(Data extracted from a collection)
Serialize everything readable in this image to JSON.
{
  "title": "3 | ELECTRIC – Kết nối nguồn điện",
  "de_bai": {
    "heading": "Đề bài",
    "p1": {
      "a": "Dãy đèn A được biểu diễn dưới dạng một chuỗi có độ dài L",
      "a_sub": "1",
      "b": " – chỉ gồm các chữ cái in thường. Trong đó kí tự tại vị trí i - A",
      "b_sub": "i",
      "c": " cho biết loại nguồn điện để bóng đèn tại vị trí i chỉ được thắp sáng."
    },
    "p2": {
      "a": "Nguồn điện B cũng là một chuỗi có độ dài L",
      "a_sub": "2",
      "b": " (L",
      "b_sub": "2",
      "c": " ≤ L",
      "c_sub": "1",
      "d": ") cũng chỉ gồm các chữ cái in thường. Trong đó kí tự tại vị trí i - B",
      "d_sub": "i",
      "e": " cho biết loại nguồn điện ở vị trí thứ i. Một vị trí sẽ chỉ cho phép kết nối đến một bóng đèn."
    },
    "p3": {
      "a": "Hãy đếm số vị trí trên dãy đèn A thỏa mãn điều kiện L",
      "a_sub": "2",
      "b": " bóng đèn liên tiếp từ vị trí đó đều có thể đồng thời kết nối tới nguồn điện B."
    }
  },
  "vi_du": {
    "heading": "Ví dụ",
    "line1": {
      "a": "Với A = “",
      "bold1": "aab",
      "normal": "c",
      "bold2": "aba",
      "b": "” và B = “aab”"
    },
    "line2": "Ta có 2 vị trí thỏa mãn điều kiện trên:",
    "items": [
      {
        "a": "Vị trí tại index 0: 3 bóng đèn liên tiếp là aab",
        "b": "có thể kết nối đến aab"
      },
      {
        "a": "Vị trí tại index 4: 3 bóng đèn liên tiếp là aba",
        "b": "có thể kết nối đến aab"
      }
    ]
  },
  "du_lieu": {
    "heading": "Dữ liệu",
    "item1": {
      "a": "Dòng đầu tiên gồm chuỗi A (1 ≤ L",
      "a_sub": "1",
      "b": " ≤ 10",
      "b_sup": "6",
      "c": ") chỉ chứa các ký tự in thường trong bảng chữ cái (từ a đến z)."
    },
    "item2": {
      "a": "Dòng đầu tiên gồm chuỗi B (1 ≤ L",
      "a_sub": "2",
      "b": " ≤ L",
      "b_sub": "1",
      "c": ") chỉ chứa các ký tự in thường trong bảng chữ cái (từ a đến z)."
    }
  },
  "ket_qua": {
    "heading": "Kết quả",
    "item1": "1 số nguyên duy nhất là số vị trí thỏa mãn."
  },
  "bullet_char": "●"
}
--
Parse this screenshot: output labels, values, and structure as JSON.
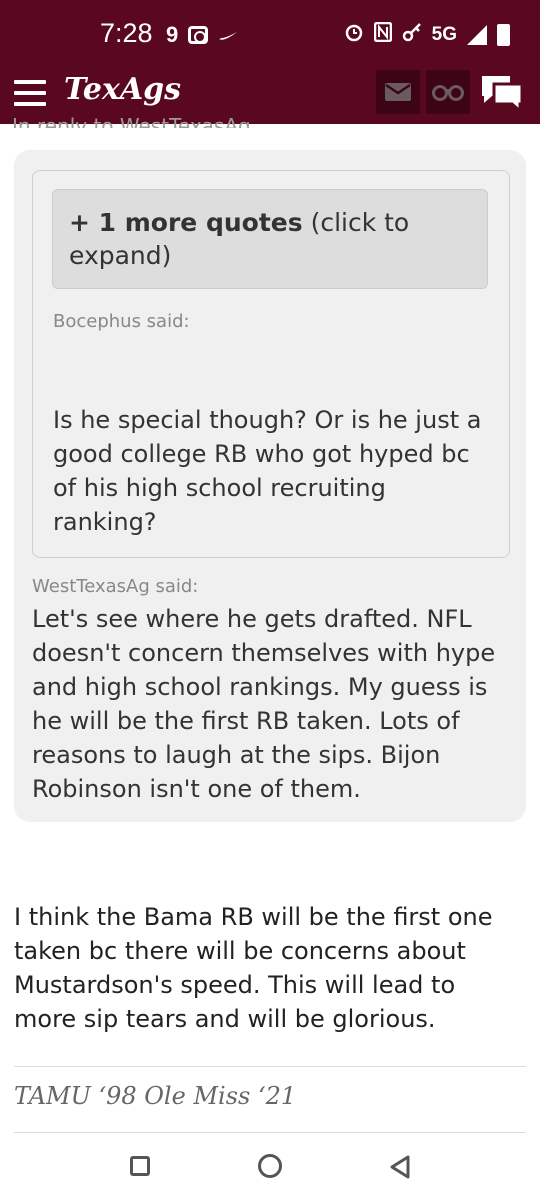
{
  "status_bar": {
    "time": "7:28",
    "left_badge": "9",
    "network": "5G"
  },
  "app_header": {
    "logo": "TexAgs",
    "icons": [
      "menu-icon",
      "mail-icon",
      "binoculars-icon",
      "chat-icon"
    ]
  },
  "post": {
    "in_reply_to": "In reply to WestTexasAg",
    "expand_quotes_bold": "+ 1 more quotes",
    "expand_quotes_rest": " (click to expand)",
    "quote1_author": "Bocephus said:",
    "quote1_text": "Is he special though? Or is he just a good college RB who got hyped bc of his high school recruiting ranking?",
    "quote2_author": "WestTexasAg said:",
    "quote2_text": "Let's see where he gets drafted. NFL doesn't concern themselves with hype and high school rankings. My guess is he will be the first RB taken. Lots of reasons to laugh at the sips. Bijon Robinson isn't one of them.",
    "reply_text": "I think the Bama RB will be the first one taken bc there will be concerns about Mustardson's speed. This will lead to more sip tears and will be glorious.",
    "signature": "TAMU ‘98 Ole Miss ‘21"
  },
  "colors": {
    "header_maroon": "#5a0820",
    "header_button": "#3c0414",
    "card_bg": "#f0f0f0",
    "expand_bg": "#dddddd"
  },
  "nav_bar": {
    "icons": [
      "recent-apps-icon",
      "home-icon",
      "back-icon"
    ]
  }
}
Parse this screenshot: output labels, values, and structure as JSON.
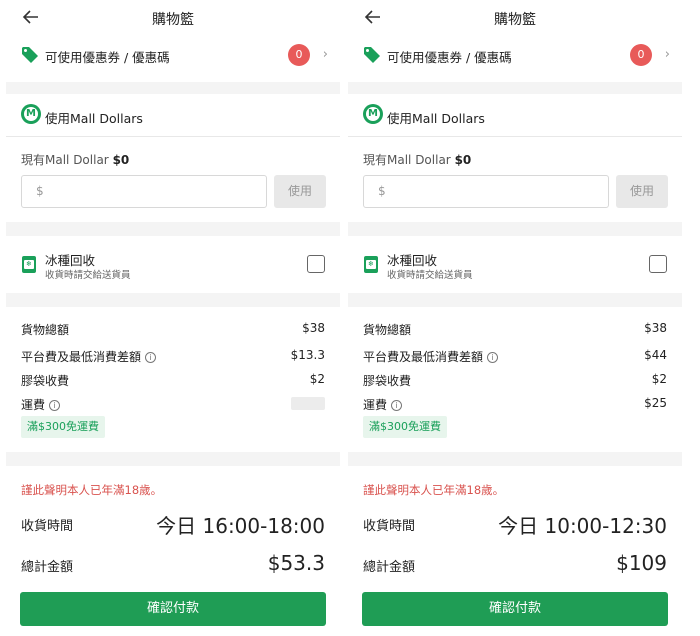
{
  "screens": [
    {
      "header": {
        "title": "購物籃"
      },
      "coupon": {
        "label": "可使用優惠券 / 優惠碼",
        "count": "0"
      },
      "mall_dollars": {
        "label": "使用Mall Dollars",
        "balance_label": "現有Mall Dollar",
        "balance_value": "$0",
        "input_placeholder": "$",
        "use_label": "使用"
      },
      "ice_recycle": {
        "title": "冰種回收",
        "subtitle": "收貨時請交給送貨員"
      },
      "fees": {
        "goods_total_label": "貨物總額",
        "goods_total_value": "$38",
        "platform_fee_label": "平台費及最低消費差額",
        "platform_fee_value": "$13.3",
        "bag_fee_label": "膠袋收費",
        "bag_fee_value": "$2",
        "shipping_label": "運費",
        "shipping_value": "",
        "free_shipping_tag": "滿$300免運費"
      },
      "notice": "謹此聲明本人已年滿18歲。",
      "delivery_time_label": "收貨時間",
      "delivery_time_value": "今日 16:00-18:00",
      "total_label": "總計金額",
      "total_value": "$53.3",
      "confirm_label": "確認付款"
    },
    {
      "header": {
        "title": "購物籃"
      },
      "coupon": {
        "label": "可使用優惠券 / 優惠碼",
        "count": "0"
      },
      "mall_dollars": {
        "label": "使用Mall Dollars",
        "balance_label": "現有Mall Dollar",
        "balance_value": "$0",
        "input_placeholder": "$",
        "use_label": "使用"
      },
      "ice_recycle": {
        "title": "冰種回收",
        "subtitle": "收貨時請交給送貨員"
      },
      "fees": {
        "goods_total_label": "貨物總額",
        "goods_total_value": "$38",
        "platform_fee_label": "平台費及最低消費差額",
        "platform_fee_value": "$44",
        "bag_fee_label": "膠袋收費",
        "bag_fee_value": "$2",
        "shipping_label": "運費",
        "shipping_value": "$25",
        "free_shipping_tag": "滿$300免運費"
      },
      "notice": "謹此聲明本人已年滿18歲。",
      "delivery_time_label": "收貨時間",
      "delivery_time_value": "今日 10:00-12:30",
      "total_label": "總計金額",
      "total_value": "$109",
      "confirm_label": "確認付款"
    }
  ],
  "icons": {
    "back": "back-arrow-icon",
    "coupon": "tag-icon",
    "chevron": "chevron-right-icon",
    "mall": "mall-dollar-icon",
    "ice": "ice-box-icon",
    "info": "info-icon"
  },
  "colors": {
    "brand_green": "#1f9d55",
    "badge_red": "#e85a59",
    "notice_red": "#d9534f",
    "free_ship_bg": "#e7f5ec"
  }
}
--
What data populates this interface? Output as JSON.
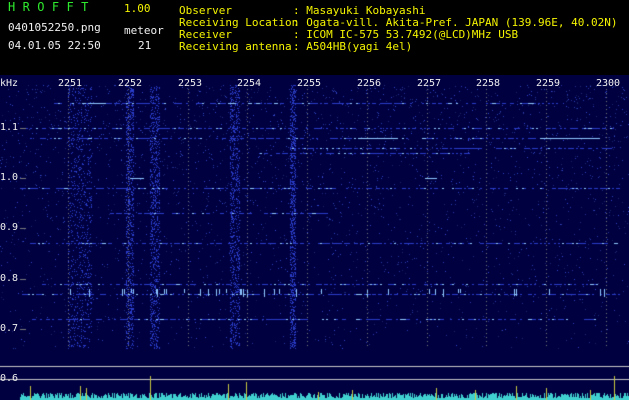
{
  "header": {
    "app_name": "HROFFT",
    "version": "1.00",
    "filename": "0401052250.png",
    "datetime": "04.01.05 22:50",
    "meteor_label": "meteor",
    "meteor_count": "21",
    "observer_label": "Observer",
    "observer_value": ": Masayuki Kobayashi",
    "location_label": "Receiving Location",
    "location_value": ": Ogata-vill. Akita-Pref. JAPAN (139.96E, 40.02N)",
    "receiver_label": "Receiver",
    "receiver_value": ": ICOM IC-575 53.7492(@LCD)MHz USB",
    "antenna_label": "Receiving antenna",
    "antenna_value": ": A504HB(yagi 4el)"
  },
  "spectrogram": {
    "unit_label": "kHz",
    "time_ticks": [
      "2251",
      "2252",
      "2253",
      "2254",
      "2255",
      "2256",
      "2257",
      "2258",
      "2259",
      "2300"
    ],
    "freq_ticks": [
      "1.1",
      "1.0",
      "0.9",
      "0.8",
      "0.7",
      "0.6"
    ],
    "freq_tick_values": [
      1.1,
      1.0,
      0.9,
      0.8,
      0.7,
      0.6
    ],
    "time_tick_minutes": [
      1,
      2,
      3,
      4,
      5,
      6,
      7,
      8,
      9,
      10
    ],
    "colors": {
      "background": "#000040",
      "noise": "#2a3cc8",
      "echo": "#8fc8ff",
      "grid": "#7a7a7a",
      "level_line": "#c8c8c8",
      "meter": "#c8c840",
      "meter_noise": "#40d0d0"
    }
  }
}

### WRITTEN EXERCISE
Identify the lines of the data that contain the word "more". Copy each of them.

### EXERCISE ANSWER
    "expand_quotes_bold": "+ 1 more quotes",
    "reply_text": "I think the Bama RB will be the first one taken bc there will be concerns about Mustardson's speed. This will lead to more sip tears and will be glorious.",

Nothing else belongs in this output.